Repeat the records below exactly.

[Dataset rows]
▼▼▼

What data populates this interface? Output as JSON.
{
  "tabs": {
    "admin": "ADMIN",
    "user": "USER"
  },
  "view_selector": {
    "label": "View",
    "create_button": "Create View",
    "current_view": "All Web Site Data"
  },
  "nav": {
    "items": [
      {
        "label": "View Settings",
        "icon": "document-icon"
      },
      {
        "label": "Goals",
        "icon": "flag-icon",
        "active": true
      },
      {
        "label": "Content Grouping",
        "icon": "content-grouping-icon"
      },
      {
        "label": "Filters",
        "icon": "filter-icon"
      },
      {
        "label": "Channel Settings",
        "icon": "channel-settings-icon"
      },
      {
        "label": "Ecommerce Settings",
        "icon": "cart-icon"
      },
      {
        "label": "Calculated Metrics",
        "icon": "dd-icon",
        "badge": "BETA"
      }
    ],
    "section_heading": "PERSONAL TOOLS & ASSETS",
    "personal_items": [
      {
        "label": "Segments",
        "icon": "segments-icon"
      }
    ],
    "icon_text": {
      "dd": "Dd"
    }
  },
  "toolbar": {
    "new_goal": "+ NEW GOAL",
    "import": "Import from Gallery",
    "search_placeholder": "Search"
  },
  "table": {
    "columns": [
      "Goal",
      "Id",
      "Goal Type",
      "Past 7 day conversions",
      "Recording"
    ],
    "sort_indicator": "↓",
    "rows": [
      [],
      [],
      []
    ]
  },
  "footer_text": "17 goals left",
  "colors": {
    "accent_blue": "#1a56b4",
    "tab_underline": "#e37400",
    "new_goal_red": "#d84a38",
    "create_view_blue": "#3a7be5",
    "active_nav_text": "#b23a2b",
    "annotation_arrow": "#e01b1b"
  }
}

▲▲▲

▶ _SOLVED PROBLEM_:
What data populates this interface? Output as JSON.
{
  "tabs": {
    "admin": "ADMIN",
    "user": "USER"
  },
  "view_selector": {
    "label": "View",
    "create_button": "Create View",
    "current_view": "All Web Site Data"
  },
  "nav": {
    "items": [
      {
        "label": "View Settings",
        "icon": "document-icon"
      },
      {
        "label": "Goals",
        "icon": "flag-icon",
        "active": true
      },
      {
        "label": "Content Grouping",
        "icon": "content-grouping-icon"
      },
      {
        "label": "Filters",
        "icon": "filter-icon"
      },
      {
        "label": "Channel Settings",
        "icon": "channel-settings-icon"
      },
      {
        "label": "Ecommerce Settings",
        "icon": "cart-icon"
      },
      {
        "label": "Calculated Metrics",
        "icon": "dd-icon",
        "badge": "BETA"
      }
    ],
    "section_heading": "PERSONAL TOOLS & ASSETS",
    "personal_items": [
      {
        "label": "Segments",
        "icon": "segments-icon"
      }
    ],
    "icon_text": {
      "dd": "Dd"
    }
  },
  "toolbar": {
    "new_goal": "+ NEW GOAL",
    "import": "Import from Gallery",
    "search_placeholder": "Search"
  },
  "table": {
    "columns": [
      "Goal",
      "Id",
      "Goal Type",
      "Past 7 day conversions",
      "Recording"
    ],
    "sort_indicator": "↓",
    "rows": [
      [],
      [],
      []
    ]
  },
  "footer_text": "17 goals left",
  "colors": {
    "accent_blue": "#1a56b4",
    "tab_underline": "#e37400",
    "new_goal_red": "#d84a38",
    "create_view_blue": "#3a7be5",
    "active_nav_text": "#b23a2b",
    "annotation_arrow": "#e01b1b"
  }
}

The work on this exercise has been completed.